**Given passage**
Choose one of the following for the longer essay (worth 40%):

1)  Self-reliance, autonomy, or self-absorption in various guises, has been an important theme in many of our writers.  Select three or four and discuss how self-reliance and related ideas preoccupy them.

2)  Very broadly, Whitman and Thoreau (and their literary progenitor Emerson) express a fairly buoyant form of American Romanticism, whereas Hawthorne, Dickinson, Poe, and Melville present more troubled, "dark" versions of Romanticism.  Select three or four writers (one must be either Thoreau or Whitman) and compare key issues and/or techniques relevant to the "light" and "dark" sides of Romanticism.

 

 

FORMAT: IN CLASS

It will not be an open-book exam.  You may, however, bring to class one 3x5 notecard upon which you may write whatever will best jog your memory for the longer essay.  I do not recommend that you use quotes (except if you are discussing Dickinson, in which case you may bring xeroxes of selected poems).  For comparative essay questions dealing with literature, it is probably best to discuss each work in turn, with comparative points made along the way (i.e., 1st third about Thoreau, 2nd third about Dickinson + comparative points, last third about Melville + comparative points).  You may choose either question (given below) for the longer essay part.

**Provided material**
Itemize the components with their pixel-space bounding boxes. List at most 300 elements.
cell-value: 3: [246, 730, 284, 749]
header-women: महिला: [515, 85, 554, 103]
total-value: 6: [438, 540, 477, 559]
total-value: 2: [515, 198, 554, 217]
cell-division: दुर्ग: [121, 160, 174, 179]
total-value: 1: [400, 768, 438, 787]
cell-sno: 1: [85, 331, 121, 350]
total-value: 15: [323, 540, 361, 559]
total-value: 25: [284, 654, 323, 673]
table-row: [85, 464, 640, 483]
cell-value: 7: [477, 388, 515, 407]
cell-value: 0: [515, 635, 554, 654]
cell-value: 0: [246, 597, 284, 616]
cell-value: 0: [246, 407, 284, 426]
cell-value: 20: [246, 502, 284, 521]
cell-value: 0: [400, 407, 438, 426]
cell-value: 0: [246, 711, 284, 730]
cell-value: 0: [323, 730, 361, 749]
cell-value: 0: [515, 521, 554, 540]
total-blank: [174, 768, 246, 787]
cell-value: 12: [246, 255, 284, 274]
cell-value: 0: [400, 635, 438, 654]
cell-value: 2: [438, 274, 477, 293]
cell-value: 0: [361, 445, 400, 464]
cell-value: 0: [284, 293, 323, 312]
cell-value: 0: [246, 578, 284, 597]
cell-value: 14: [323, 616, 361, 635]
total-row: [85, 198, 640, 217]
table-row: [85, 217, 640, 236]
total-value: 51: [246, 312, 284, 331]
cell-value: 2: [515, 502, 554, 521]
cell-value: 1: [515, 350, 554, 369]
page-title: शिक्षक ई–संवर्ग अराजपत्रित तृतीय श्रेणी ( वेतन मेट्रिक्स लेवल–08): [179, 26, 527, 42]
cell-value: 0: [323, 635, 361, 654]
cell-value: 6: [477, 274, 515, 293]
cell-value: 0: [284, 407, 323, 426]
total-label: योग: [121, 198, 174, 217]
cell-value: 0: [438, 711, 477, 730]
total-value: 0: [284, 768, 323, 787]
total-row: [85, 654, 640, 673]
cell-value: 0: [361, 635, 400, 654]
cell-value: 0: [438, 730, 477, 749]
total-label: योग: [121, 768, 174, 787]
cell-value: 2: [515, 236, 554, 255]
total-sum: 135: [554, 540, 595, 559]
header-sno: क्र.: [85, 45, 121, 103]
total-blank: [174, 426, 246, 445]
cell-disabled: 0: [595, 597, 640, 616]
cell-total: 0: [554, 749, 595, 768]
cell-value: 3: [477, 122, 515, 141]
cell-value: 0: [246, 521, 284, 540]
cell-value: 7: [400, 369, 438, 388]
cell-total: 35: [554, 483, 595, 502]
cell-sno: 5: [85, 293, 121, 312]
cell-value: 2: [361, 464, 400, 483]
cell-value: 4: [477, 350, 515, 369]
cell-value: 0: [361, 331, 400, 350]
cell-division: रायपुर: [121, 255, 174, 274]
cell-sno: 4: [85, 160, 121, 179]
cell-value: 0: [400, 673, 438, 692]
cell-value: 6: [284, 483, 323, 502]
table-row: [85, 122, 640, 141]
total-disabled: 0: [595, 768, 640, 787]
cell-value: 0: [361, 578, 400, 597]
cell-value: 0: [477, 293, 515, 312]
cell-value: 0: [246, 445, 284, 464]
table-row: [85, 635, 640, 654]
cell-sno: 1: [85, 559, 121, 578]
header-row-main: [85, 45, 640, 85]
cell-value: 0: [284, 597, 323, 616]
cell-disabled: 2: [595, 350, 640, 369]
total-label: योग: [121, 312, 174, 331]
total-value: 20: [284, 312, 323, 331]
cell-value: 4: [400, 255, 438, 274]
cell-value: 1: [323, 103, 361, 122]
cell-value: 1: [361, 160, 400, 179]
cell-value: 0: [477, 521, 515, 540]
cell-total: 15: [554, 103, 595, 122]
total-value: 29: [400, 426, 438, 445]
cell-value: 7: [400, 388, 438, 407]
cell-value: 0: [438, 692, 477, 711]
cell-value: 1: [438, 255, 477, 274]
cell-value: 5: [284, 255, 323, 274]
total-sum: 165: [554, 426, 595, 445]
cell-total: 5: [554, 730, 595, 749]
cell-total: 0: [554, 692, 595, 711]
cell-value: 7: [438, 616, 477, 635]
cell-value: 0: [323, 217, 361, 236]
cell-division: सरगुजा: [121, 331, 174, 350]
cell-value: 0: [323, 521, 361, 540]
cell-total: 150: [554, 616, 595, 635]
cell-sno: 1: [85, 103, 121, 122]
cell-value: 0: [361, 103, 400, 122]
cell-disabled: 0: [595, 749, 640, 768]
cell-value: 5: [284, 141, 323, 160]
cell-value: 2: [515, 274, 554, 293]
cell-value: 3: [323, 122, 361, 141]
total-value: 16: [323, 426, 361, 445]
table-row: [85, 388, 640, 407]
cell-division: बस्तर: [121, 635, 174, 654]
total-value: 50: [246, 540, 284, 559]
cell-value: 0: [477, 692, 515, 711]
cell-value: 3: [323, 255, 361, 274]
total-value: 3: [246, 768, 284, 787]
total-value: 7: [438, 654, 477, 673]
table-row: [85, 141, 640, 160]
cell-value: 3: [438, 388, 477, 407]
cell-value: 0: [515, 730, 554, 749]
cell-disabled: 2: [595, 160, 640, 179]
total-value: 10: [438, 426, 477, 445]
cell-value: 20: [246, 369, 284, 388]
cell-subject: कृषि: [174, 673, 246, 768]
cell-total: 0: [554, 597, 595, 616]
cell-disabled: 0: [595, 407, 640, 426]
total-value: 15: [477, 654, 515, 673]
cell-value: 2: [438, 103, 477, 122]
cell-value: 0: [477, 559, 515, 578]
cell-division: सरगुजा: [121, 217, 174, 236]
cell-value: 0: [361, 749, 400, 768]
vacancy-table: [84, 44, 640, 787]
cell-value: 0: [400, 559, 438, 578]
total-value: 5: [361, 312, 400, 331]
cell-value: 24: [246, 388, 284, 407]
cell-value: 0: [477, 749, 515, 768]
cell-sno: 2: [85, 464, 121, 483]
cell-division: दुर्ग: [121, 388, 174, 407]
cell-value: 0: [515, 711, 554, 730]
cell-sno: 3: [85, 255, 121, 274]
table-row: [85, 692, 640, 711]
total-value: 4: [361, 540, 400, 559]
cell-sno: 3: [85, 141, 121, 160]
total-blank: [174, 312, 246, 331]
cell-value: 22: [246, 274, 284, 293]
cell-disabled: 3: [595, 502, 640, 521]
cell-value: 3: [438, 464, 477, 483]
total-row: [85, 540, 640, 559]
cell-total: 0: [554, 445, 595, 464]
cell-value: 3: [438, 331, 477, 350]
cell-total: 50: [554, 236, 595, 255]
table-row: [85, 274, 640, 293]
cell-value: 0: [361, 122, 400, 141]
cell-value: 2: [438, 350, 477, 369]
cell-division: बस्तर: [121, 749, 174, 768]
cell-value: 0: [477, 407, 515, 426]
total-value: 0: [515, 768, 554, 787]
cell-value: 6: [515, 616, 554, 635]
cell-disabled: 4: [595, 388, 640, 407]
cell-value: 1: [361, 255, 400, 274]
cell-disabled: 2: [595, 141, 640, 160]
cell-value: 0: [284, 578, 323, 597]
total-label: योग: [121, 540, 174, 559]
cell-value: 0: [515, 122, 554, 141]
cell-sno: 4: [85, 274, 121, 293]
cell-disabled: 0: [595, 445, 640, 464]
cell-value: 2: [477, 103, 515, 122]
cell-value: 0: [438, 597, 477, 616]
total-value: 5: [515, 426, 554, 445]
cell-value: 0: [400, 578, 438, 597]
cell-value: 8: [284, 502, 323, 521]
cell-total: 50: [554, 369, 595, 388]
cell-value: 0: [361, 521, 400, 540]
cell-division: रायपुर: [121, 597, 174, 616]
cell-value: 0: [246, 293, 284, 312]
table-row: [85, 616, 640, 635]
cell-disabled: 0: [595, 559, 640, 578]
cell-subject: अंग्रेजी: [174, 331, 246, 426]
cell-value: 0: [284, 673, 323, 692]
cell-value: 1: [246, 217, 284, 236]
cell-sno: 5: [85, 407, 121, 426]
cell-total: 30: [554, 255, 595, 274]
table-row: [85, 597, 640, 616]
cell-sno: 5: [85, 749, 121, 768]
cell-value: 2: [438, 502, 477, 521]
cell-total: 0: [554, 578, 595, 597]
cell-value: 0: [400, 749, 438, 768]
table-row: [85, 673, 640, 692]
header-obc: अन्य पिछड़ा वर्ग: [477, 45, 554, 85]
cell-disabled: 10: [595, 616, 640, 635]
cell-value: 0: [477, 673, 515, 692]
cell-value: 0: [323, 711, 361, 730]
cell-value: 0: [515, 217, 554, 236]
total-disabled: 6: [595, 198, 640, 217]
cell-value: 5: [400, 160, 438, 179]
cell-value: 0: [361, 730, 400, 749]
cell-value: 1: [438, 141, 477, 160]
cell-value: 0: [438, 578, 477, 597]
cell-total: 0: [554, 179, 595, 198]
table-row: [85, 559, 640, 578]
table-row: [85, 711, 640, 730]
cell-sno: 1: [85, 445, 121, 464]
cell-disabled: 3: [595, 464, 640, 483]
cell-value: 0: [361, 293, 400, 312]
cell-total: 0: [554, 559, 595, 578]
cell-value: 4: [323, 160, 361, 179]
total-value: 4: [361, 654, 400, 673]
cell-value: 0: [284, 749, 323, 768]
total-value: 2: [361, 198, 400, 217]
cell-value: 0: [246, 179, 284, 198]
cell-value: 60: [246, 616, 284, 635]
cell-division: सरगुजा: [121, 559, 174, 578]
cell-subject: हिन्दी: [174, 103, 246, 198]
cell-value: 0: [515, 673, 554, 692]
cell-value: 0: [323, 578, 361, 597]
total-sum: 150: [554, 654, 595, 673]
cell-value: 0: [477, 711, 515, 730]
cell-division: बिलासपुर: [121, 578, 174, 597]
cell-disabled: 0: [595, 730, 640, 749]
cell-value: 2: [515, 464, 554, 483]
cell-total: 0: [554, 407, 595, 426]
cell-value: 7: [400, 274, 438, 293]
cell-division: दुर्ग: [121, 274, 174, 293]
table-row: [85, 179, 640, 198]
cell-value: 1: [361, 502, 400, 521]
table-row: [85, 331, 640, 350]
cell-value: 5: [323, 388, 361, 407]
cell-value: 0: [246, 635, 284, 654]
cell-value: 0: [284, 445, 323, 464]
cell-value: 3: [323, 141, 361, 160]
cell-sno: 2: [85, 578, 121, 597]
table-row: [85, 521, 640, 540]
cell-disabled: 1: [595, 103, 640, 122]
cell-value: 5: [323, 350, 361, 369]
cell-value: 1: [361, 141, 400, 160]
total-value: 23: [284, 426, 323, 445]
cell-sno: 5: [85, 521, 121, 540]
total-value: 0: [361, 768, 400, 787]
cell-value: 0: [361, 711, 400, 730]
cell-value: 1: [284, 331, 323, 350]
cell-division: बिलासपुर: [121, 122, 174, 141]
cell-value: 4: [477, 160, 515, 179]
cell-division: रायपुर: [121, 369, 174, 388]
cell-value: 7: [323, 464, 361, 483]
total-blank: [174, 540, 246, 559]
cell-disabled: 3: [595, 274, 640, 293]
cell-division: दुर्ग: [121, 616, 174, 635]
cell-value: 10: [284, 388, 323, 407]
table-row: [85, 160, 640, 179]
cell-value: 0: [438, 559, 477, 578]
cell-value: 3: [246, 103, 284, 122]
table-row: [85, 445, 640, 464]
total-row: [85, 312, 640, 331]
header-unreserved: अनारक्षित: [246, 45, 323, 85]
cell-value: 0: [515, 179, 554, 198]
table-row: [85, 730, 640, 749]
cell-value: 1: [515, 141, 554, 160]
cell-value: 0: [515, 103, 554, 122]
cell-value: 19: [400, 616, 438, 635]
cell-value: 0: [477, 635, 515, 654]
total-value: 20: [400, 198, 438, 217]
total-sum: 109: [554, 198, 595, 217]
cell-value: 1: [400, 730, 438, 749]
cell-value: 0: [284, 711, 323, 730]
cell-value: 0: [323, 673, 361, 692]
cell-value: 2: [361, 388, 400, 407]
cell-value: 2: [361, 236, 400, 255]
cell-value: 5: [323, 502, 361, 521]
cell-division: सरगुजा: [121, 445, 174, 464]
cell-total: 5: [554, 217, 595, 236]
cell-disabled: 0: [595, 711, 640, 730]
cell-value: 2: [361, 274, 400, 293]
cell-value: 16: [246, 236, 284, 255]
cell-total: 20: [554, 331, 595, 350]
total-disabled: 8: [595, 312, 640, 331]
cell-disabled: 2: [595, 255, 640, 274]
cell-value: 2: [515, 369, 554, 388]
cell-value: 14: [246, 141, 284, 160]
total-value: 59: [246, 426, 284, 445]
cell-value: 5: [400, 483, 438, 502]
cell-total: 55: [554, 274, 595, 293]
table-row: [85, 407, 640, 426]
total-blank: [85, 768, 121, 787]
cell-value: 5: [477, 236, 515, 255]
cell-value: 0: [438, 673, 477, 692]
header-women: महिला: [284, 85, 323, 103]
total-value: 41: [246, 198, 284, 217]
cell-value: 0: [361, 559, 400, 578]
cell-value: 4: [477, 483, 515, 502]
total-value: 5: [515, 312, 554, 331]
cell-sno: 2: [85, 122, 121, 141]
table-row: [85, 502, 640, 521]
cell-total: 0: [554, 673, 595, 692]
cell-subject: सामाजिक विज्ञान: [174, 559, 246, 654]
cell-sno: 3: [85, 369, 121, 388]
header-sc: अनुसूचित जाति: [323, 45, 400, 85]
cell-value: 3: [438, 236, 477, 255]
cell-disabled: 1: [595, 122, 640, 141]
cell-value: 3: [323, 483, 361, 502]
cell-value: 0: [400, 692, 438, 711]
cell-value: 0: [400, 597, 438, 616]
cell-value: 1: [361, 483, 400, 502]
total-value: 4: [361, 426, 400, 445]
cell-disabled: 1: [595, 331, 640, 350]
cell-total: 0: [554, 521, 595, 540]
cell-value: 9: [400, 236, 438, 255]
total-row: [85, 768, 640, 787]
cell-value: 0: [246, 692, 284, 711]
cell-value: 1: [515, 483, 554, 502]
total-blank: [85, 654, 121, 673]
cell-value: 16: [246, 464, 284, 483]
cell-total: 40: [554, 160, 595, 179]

**Required actions**
[A] Turn the paragraph of the exam instructions that begins "It will not be an open-book exam" into a brief list that keeps its main facts.
[B] Write out everything in the exam instructions from "Choose one of" down to "ideas preoccupy them.".
The data that come after the exam instructions are separate material.

**Solution set**
[A]
- The exam is not open-book.
- Students may bring one 3x5 notecard with anything that will help them remember material for the longer essay.
- Quotations are not recommended, except that students discussing Dickinson may bring photocopies of selected poems.
- For comparative essays on literature, each work should be discussed in turn, with comparative points made along the way (e.g., the first third on Thoreau, the second on Dickinson with comparisons, the last on Melville with comparisons).
- Either question may be chosen for the longer essay.

[B]
Choose one of the following for the longer essay (worth 40%):

1)  Self-reliance, autonomy, or self-absorption in various guises, has been an important theme in many of our writers.  Select three or four and discuss how self-reliance and related ideas preoccupy them.